(Excerpts from a figure dataset)

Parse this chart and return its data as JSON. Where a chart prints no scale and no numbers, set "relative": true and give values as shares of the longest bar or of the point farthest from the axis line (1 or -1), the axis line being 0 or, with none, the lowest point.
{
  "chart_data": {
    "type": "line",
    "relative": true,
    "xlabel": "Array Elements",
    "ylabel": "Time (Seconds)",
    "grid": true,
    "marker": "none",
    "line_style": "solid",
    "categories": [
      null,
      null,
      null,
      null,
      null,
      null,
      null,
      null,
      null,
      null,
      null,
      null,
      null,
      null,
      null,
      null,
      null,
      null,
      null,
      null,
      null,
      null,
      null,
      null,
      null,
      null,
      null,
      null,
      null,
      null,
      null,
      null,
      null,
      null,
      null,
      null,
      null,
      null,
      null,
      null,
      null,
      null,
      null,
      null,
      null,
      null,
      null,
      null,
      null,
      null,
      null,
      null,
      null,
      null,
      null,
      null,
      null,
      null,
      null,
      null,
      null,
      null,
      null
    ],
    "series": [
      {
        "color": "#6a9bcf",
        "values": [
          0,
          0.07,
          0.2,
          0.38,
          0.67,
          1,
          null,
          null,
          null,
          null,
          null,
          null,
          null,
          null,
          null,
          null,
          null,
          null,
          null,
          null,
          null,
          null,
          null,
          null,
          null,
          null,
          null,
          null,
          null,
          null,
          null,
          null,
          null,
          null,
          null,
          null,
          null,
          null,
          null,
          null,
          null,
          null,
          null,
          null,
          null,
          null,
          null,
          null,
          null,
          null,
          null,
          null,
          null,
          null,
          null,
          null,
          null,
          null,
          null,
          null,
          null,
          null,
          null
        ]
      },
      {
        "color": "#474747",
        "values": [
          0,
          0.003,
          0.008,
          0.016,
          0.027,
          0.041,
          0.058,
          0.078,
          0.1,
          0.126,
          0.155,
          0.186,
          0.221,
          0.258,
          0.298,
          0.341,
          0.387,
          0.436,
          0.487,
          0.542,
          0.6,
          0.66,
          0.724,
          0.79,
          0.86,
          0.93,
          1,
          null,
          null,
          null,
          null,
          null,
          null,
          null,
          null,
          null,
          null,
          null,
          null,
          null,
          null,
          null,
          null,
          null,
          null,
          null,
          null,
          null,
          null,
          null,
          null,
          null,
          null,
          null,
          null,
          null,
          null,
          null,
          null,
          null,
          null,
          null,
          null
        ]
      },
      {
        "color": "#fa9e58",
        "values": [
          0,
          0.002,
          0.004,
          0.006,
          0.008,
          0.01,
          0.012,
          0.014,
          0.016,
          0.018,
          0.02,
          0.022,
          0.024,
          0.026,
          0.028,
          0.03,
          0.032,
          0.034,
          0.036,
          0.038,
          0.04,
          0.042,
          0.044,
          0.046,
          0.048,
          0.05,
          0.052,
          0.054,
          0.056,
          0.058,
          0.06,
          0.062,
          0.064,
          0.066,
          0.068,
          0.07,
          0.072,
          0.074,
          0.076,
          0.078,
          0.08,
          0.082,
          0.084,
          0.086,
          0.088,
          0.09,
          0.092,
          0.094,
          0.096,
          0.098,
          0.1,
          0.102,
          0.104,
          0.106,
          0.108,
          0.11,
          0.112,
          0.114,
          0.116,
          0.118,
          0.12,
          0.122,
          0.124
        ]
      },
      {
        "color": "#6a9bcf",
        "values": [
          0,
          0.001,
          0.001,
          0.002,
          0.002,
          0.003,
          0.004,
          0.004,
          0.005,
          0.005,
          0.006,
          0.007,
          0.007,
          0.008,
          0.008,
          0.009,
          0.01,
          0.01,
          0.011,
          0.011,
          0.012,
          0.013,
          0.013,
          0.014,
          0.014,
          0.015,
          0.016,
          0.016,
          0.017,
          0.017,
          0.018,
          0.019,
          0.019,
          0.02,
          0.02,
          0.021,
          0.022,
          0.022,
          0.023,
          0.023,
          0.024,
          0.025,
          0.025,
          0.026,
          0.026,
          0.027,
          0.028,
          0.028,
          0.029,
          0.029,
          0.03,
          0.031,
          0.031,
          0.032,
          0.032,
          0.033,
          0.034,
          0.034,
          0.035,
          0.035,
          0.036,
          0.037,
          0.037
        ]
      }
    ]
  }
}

*Description of the task*:
Write out every line of the data that holds the word "true".

*Output for this exercise*:
Parse this chart and return its data as JSON. Where a chart prints no scale and no numbers, set "relative": true and give values as shares of the longest bar or of the point farthest from the axis line (1 or -1), the axis line being 0 or, with none, the lowest point.
    "relative": true,
    "grid": true,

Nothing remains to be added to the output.